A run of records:
******************************

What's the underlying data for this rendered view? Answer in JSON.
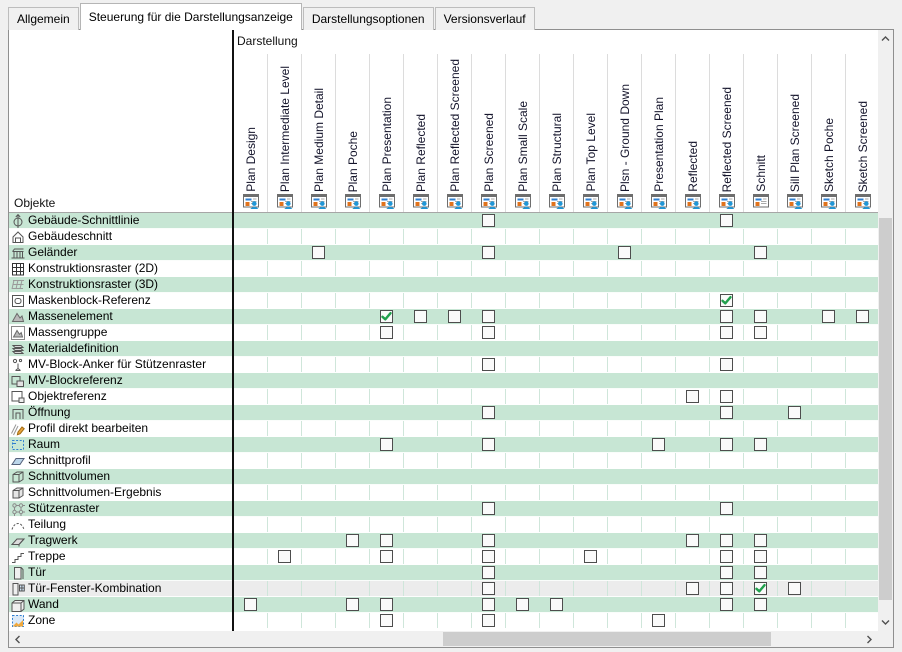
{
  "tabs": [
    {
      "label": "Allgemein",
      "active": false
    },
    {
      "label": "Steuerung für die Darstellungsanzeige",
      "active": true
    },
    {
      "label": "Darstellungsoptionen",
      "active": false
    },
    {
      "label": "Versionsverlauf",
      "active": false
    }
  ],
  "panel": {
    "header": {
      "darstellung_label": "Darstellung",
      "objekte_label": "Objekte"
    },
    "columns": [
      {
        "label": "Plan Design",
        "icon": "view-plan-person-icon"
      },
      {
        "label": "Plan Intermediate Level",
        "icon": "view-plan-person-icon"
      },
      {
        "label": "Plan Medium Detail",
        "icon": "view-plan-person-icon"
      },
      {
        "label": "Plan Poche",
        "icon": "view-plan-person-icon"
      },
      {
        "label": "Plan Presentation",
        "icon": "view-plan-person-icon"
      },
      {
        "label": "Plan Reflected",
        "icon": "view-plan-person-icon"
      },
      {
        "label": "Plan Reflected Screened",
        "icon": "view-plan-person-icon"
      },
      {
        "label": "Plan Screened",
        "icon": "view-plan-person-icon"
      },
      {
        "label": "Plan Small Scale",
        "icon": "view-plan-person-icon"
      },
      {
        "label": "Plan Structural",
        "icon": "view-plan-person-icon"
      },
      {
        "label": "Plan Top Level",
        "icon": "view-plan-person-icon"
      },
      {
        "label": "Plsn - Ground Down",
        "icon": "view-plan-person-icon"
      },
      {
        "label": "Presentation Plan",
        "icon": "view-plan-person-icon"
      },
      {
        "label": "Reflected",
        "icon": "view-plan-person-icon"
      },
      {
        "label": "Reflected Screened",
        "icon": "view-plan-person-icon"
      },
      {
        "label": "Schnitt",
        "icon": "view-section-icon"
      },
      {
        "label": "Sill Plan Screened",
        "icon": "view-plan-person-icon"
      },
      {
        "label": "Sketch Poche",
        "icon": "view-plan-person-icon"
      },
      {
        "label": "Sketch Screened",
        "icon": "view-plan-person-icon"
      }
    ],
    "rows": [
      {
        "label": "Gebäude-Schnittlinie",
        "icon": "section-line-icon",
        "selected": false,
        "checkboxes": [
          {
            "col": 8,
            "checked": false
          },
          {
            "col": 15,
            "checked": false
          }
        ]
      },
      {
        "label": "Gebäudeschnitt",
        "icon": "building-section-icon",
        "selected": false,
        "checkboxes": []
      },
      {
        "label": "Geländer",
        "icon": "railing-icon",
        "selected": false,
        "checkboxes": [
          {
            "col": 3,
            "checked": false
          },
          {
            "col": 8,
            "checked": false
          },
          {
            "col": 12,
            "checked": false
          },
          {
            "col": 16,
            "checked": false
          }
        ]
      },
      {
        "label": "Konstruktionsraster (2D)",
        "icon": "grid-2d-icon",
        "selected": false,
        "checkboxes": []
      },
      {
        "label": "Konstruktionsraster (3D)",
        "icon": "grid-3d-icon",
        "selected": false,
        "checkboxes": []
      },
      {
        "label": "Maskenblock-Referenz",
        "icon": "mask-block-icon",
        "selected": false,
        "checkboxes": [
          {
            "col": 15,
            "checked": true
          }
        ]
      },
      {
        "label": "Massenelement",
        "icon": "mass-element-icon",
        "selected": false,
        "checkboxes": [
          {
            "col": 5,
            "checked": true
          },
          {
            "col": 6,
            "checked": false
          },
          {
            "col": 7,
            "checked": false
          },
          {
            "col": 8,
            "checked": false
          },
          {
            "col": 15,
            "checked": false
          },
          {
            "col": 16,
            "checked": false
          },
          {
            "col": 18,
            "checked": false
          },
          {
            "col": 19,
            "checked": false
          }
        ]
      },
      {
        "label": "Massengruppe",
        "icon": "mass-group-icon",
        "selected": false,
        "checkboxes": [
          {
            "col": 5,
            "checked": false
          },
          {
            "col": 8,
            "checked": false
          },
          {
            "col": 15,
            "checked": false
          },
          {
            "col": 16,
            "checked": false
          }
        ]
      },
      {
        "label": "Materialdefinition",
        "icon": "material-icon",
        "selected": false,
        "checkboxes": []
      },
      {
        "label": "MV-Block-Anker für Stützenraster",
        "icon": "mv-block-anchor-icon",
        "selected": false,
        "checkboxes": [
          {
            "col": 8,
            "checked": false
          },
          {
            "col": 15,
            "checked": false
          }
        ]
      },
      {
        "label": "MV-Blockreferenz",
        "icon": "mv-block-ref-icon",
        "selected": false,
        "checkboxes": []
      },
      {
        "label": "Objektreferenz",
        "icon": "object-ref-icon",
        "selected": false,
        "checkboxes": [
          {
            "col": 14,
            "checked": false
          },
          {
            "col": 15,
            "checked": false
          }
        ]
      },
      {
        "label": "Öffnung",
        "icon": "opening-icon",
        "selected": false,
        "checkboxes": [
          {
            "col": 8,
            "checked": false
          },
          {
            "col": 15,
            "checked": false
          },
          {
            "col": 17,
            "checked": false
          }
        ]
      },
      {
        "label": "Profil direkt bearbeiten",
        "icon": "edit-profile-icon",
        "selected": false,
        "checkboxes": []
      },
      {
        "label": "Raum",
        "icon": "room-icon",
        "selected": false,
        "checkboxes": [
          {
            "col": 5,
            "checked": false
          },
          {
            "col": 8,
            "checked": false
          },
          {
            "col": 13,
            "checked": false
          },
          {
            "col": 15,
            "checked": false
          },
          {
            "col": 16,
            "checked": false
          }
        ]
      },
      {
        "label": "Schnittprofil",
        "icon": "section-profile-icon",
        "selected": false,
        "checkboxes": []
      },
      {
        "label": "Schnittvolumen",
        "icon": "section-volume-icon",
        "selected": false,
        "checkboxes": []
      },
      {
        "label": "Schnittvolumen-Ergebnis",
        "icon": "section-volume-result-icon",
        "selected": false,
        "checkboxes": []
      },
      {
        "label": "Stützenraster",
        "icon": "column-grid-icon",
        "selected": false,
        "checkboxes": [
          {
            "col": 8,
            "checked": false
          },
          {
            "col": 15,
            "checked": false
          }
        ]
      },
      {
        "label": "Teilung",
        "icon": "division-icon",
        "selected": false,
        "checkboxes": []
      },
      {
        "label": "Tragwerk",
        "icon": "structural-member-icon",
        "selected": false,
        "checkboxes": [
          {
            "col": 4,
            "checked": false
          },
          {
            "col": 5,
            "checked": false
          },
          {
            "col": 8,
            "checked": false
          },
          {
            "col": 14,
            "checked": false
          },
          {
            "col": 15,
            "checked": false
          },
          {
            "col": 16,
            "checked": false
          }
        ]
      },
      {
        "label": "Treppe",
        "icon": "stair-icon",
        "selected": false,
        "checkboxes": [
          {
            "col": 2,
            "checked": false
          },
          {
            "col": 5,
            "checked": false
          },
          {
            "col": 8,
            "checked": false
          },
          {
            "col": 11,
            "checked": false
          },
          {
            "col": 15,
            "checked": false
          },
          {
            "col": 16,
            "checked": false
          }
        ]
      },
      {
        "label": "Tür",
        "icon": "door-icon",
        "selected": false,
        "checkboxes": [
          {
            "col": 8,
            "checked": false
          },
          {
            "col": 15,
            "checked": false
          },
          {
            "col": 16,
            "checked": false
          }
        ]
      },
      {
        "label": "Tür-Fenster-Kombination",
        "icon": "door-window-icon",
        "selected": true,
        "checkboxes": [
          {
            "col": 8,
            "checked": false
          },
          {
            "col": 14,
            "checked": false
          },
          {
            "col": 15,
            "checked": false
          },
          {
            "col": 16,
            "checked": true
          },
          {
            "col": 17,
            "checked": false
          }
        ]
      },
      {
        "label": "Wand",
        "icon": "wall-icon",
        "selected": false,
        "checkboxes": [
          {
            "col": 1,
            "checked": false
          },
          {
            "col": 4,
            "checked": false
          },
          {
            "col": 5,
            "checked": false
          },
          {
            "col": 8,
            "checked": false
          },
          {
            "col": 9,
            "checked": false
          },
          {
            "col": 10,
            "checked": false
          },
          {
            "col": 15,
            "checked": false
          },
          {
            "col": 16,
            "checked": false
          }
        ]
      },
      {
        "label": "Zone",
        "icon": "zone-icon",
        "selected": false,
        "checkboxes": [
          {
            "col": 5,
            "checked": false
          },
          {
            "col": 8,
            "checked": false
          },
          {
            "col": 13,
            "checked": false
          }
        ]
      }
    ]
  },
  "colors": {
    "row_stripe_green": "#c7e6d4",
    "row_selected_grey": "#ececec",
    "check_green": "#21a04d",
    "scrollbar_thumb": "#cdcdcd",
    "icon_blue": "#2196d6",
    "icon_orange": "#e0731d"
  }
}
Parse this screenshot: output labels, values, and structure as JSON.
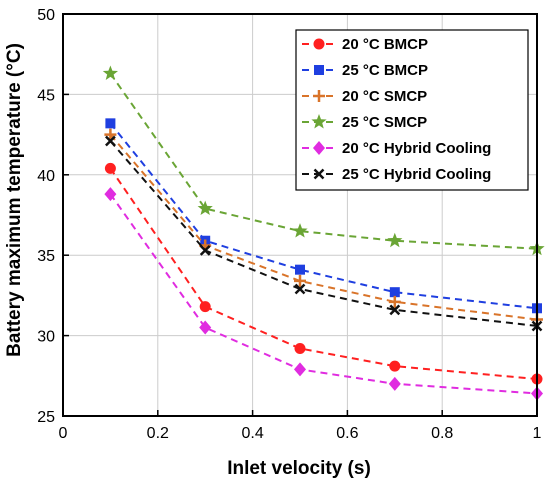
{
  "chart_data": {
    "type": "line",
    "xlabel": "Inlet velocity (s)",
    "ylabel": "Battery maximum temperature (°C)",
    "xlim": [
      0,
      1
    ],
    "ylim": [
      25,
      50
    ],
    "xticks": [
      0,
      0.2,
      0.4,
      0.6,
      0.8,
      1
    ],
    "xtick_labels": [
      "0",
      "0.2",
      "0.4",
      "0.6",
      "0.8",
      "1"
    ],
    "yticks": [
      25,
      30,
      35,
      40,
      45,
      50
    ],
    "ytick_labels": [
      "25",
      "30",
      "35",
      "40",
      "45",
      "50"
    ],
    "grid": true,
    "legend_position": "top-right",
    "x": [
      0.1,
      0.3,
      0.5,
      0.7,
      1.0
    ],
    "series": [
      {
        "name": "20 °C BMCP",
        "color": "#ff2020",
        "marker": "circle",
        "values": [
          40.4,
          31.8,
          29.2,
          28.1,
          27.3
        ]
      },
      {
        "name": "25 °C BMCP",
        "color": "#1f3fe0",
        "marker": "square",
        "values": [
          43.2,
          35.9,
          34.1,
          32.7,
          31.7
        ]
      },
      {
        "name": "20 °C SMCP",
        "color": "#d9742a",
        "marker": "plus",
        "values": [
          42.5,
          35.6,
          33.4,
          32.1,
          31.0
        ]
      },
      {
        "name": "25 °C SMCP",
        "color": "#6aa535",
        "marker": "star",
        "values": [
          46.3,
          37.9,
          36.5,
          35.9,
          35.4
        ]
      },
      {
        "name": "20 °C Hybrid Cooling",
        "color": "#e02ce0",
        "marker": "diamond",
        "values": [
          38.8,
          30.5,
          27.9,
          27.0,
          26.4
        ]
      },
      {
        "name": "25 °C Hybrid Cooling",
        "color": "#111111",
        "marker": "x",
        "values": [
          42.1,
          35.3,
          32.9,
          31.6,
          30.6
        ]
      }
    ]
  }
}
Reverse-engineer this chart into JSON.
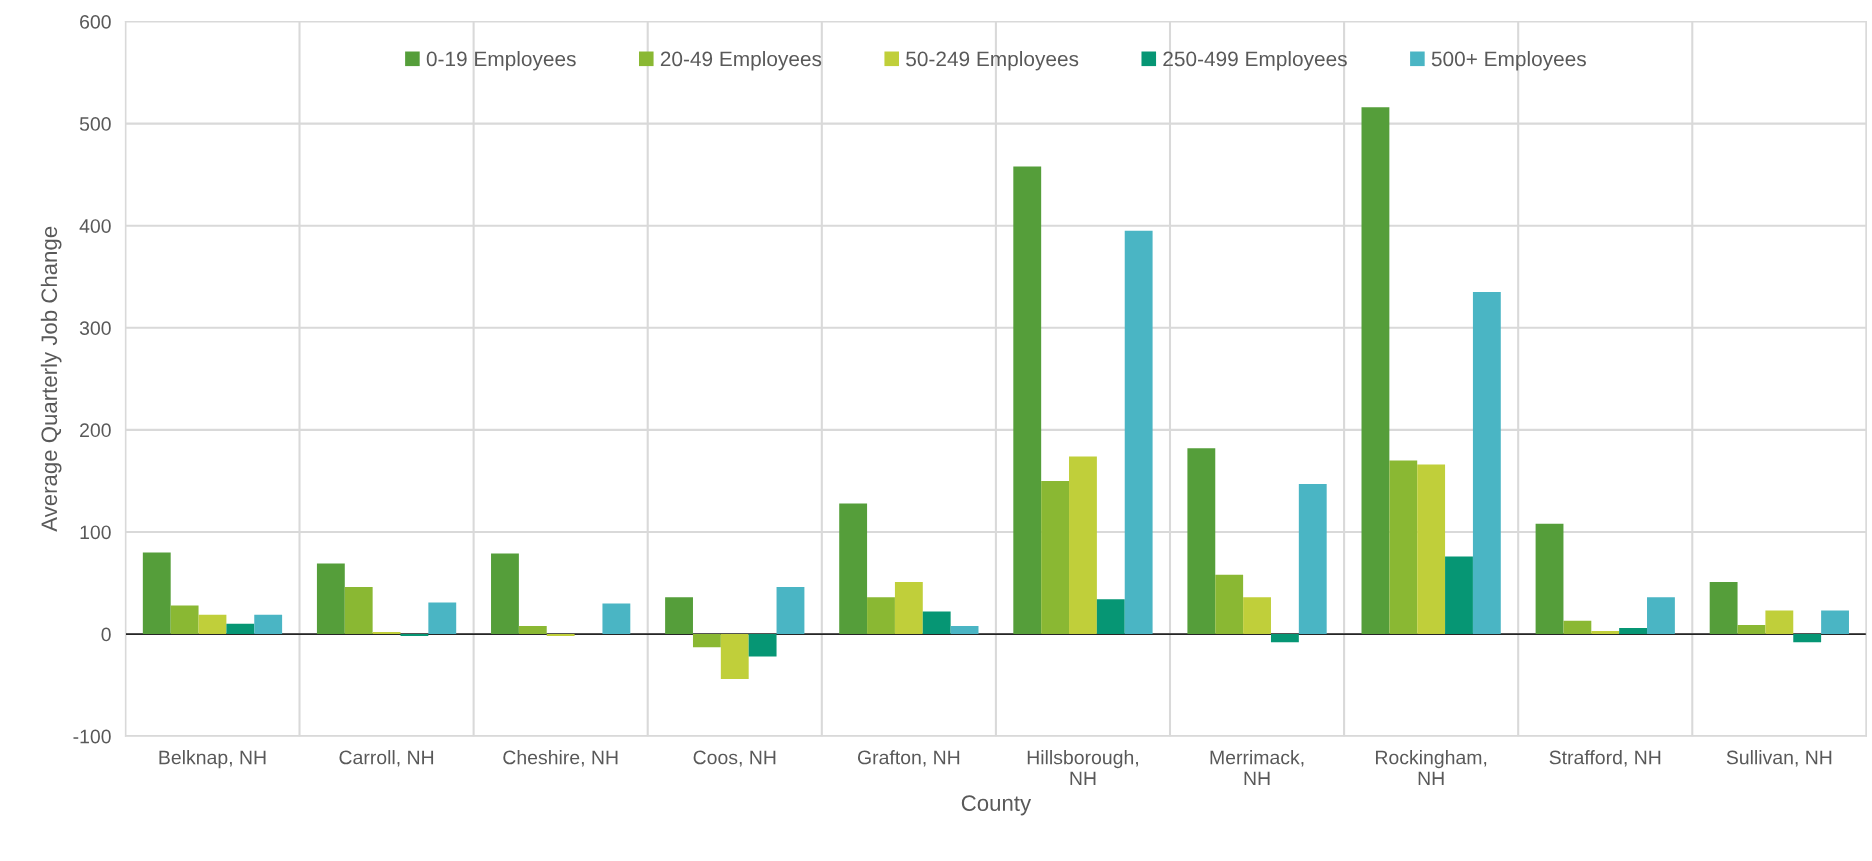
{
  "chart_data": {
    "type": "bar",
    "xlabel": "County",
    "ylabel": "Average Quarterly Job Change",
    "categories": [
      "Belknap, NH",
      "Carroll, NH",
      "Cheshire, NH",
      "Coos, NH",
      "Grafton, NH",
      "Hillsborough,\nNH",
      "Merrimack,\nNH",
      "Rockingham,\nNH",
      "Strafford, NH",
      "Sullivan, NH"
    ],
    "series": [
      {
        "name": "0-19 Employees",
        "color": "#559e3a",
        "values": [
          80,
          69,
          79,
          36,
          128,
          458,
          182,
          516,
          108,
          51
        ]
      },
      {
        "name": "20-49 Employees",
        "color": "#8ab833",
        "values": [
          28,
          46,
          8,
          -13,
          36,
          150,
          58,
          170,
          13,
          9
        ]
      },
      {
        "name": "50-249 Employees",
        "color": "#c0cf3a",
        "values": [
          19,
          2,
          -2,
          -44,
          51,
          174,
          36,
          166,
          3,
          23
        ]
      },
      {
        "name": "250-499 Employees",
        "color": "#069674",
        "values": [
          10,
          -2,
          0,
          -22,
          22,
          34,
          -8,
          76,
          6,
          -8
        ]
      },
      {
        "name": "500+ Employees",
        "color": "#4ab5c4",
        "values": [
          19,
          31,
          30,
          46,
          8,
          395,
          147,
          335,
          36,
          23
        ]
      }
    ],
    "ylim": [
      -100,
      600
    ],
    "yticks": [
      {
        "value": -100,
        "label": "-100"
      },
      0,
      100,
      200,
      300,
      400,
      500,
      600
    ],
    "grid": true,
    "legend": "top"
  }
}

******************************

What is expected:
Begin with the line that contains "Reverse-engineer this chart into JSON." and repeat every line through the end of the data, exactly and only those lines, leaving out the pictures.

Task answer:
Reverse-engineer this chart into JSON.
{
  "chart_data": {
    "type": "bar",
    "xlabel": "County",
    "ylabel": "Average Quarterly Job Change",
    "categories": [
      "Belknap, NH",
      "Carroll, NH",
      "Cheshire, NH",
      "Coos, NH",
      "Grafton, NH",
      "Hillsborough,\nNH",
      "Merrimack,\nNH",
      "Rockingham,\nNH",
      "Strafford, NH",
      "Sullivan, NH"
    ],
    "series": [
      {
        "name": "0-19 Employees",
        "color": "#559e3a",
        "values": [
          80,
          69,
          79,
          36,
          128,
          458,
          182,
          516,
          108,
          51
        ]
      },
      {
        "name": "20-49 Employees",
        "color": "#8ab833",
        "values": [
          28,
          46,
          8,
          -13,
          36,
          150,
          58,
          170,
          13,
          9
        ]
      },
      {
        "name": "50-249 Employees",
        "color": "#c0cf3a",
        "values": [
          19,
          2,
          -2,
          -44,
          51,
          174,
          36,
          166,
          3,
          23
        ]
      },
      {
        "name": "250-499 Employees",
        "color": "#069674",
        "values": [
          10,
          -2,
          0,
          -22,
          22,
          34,
          -8,
          76,
          6,
          -8
        ]
      },
      {
        "name": "500+ Employees",
        "color": "#4ab5c4",
        "values": [
          19,
          31,
          30,
          46,
          8,
          395,
          147,
          335,
          36,
          23
        ]
      }
    ],
    "ylim": [
      -100,
      600
    ],
    "yticks": [
      {
        "value": -100,
        "label": "-100"
      },
      0,
      100,
      200,
      300,
      400,
      500,
      600
    ],
    "grid": true,
    "legend": "top"
  }
}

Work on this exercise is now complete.